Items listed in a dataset
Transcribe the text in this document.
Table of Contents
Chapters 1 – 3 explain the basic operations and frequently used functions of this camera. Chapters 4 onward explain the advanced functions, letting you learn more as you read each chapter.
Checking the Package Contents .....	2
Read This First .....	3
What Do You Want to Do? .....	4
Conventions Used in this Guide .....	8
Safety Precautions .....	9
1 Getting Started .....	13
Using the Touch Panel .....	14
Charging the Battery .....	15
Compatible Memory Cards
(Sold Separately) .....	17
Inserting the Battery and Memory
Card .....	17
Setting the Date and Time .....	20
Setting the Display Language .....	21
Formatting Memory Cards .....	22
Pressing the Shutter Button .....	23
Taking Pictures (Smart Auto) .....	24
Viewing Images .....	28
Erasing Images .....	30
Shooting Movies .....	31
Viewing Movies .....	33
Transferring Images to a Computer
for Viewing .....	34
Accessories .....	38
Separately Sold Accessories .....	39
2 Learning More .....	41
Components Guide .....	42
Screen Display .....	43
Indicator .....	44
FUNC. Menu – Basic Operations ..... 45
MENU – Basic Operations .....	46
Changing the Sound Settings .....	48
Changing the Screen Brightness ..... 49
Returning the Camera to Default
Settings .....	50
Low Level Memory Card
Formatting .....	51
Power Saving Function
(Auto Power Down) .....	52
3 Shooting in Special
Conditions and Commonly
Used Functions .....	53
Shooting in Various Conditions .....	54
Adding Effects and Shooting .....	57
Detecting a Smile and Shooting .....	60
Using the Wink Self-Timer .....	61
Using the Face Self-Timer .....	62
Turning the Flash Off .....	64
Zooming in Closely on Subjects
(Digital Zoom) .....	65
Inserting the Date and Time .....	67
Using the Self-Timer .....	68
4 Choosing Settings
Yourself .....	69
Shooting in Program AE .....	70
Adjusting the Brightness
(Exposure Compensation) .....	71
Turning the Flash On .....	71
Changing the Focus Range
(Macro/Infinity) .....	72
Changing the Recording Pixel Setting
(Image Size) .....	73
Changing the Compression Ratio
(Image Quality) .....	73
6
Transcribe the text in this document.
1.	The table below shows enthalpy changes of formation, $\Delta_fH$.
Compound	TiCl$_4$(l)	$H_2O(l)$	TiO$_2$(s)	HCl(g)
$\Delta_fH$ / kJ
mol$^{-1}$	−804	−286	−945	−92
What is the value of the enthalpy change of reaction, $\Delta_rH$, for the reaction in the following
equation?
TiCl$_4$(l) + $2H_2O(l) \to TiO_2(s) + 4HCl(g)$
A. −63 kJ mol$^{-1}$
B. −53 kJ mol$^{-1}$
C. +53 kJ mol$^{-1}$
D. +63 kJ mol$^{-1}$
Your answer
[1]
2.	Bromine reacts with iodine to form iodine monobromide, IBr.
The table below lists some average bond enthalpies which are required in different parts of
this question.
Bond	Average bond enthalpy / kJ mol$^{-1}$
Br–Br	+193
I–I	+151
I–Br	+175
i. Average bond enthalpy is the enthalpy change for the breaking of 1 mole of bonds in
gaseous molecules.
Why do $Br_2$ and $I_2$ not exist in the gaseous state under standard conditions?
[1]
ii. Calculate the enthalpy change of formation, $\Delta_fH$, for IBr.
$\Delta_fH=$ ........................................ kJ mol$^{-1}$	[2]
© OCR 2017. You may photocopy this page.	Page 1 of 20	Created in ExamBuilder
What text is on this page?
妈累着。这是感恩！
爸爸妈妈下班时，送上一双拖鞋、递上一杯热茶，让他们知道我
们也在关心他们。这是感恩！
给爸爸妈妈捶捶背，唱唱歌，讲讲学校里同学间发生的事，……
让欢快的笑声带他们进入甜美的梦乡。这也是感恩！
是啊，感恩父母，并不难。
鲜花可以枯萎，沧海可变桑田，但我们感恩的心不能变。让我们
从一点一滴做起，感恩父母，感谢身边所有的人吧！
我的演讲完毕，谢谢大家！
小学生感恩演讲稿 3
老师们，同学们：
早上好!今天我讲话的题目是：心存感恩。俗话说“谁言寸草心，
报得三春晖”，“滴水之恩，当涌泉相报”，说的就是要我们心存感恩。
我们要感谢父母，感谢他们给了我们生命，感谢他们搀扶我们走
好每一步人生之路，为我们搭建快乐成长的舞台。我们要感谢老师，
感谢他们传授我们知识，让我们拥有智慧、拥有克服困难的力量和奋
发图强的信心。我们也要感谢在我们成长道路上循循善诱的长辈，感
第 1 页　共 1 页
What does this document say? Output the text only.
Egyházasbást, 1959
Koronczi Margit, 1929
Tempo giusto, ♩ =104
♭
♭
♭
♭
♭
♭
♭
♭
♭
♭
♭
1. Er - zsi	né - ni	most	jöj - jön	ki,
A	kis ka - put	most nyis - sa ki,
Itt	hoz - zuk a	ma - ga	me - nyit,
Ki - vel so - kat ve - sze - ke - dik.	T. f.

Task to carry out: Beginning with the line that contains "What does this", repeat every line through the end of the records and nothing more.

Right answer:
What does this document say? Output the text only.
Egyházasbást, 1959
Koronczi Margit, 1929
Tempo giusto, ♩ =104
♭
♭
♭
♭
♭
♭
♭
♭
♭
♭
♭
1. Er - zsi	né - ni	most	jöj - jön	ki,
A	kis ka - put	most nyis - sa ki,
Itt	hoz - zuk a	ma - ga	me - nyit,
Ki - vel so - kat ve - sze - ke - dik.	T. f.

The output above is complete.